Stated exercise –
Collect each line of the entries that holds the string "JSON".
━━━━━ Extracted records ━━━━━
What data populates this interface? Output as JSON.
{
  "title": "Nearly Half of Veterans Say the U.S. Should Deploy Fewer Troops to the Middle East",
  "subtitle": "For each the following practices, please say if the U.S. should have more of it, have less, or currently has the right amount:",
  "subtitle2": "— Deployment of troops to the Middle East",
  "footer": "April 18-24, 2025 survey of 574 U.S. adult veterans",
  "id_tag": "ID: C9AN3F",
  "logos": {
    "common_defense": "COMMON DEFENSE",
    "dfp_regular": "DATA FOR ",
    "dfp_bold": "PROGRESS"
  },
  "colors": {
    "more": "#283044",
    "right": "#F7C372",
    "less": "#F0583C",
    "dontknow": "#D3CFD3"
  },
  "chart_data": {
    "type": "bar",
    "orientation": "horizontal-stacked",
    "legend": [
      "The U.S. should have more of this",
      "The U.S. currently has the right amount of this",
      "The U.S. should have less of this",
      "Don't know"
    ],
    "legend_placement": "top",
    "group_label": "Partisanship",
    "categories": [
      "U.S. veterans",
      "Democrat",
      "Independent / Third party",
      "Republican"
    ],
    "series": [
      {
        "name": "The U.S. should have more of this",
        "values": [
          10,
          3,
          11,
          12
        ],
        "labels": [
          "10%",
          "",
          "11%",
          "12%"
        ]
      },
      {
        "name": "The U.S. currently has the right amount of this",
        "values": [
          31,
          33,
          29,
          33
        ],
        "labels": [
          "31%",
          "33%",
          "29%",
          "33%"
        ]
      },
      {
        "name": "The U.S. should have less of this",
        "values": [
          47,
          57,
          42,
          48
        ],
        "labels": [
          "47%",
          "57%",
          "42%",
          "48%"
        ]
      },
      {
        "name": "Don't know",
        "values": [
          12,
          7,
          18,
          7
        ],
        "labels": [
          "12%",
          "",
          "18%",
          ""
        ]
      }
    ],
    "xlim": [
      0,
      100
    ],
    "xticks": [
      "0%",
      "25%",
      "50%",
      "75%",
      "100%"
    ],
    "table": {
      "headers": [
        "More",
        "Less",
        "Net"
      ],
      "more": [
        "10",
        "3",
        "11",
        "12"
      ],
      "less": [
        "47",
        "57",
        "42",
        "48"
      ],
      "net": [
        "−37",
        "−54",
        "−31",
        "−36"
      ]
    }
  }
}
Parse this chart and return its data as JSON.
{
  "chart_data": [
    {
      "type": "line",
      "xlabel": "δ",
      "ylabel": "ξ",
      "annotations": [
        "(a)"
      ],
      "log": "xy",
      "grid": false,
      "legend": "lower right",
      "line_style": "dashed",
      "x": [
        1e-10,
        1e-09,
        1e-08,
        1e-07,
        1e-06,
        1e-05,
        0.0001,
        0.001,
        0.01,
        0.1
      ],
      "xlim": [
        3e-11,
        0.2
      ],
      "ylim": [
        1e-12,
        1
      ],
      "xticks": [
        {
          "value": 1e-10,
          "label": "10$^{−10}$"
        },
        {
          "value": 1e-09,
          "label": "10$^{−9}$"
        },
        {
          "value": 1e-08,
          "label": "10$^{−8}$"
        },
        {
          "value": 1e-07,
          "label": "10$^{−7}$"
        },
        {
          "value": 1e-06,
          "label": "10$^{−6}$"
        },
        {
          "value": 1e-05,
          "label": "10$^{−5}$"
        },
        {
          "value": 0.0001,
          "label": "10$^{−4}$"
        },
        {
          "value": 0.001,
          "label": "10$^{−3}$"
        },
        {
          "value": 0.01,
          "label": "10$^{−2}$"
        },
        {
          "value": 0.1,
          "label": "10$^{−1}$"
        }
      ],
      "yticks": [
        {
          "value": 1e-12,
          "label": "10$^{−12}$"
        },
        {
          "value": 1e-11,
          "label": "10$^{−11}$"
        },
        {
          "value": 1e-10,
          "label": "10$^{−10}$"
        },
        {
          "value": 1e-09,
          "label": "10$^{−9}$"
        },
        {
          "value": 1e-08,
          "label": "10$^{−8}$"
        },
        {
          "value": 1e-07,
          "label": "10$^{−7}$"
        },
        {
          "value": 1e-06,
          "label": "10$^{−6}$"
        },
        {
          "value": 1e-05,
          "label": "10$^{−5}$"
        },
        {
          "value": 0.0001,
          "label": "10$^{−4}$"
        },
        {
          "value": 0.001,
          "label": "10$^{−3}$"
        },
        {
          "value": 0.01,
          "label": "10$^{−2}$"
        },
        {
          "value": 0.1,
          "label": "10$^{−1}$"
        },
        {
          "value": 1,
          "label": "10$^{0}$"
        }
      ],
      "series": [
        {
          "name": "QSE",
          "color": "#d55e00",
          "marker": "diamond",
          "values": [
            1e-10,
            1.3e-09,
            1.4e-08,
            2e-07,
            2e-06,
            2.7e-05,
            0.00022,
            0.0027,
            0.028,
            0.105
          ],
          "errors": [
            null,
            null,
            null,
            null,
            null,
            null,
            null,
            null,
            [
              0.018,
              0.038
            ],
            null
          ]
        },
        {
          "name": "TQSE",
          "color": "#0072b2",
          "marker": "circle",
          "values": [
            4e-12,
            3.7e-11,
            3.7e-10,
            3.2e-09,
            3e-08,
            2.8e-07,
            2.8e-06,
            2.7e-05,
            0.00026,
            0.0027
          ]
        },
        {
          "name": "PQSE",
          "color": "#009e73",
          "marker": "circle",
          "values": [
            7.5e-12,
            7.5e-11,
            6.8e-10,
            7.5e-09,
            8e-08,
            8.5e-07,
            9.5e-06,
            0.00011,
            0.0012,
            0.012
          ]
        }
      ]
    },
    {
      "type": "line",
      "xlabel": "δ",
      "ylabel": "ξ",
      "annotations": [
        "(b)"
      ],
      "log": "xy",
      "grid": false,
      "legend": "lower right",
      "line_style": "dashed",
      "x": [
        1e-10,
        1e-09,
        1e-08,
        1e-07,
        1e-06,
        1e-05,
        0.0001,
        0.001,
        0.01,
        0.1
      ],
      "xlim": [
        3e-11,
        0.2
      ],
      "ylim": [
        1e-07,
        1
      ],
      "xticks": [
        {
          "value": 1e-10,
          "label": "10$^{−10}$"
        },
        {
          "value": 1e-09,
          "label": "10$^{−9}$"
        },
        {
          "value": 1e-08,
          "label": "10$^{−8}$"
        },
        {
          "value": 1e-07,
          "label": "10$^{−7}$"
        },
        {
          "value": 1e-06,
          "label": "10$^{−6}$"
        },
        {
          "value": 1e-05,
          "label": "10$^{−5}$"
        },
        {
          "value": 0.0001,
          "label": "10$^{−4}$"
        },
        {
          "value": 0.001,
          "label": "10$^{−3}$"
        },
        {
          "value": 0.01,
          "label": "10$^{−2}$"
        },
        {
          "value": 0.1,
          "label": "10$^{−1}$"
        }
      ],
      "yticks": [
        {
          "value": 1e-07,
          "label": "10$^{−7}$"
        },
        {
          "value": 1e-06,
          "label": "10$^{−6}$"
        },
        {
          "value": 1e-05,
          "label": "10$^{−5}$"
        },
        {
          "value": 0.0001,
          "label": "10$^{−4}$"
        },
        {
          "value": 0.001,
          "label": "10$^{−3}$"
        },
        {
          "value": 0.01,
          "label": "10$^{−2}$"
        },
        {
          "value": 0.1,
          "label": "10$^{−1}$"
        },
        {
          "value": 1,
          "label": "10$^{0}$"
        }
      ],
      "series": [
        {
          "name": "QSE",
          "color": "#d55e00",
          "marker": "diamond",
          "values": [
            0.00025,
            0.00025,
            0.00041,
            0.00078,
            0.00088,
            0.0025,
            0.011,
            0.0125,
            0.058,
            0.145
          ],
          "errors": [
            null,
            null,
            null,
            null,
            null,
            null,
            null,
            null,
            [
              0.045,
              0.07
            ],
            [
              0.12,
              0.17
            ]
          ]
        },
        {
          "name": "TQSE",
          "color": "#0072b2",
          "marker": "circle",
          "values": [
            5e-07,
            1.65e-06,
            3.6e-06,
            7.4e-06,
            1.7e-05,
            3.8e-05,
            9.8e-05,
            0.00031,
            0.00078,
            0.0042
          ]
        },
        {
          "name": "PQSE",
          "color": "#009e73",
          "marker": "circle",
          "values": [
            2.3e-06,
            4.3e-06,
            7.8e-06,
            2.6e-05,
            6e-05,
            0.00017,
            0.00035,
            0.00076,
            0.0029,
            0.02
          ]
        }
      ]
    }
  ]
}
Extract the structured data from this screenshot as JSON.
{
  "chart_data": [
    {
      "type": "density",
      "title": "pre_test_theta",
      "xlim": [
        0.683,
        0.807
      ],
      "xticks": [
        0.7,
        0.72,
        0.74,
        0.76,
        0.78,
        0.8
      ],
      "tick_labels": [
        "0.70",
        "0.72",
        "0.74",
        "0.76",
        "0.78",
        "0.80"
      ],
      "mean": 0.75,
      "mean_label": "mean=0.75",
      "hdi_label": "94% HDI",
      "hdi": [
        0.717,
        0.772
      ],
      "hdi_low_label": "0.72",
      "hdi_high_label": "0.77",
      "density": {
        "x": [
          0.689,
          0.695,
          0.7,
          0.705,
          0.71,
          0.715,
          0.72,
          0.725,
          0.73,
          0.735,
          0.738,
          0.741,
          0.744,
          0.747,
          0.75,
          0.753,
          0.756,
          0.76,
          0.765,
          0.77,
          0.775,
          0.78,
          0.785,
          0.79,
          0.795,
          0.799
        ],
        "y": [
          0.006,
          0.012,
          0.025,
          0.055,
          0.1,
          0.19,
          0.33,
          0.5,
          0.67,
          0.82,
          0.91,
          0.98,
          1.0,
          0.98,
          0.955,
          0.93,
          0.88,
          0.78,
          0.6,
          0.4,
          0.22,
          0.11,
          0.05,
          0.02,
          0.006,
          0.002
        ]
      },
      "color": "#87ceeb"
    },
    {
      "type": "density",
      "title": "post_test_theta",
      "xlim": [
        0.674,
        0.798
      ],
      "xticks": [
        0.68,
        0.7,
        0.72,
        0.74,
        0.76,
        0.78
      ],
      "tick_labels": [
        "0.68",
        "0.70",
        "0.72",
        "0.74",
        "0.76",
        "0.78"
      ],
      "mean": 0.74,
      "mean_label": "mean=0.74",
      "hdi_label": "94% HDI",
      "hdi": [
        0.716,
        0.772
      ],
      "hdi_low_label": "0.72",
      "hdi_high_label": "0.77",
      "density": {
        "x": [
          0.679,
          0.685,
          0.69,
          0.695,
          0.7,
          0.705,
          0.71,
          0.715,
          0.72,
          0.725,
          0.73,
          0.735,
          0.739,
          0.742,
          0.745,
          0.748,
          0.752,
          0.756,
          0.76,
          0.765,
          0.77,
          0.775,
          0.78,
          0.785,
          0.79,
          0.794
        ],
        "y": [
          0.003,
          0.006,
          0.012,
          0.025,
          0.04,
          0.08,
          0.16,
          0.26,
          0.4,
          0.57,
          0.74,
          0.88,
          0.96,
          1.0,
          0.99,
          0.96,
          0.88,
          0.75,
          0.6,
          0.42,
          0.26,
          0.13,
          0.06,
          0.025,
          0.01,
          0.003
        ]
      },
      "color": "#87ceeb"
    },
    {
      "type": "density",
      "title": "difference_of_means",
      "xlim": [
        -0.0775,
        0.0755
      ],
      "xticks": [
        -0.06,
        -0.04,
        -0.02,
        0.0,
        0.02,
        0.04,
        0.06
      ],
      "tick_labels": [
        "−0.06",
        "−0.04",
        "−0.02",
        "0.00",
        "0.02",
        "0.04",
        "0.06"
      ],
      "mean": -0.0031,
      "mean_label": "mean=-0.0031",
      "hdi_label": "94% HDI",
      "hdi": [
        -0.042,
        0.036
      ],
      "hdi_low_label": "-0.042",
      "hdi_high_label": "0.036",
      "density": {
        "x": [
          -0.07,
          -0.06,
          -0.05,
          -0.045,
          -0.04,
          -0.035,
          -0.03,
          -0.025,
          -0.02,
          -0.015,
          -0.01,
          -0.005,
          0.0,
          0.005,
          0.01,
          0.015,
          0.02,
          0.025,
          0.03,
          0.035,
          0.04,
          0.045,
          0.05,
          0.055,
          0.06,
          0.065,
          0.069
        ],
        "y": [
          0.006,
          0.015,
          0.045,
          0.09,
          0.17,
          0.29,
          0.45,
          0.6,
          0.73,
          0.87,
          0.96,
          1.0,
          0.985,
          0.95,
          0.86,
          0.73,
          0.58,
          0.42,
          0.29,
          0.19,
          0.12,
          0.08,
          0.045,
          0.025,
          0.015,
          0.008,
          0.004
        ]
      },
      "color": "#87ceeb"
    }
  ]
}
━━━━━
Result of the exercise –
What data populates this interface? Output as JSON.
Parse this chart and return its data as JSON.
Extract the structured data from this screenshot as JSON.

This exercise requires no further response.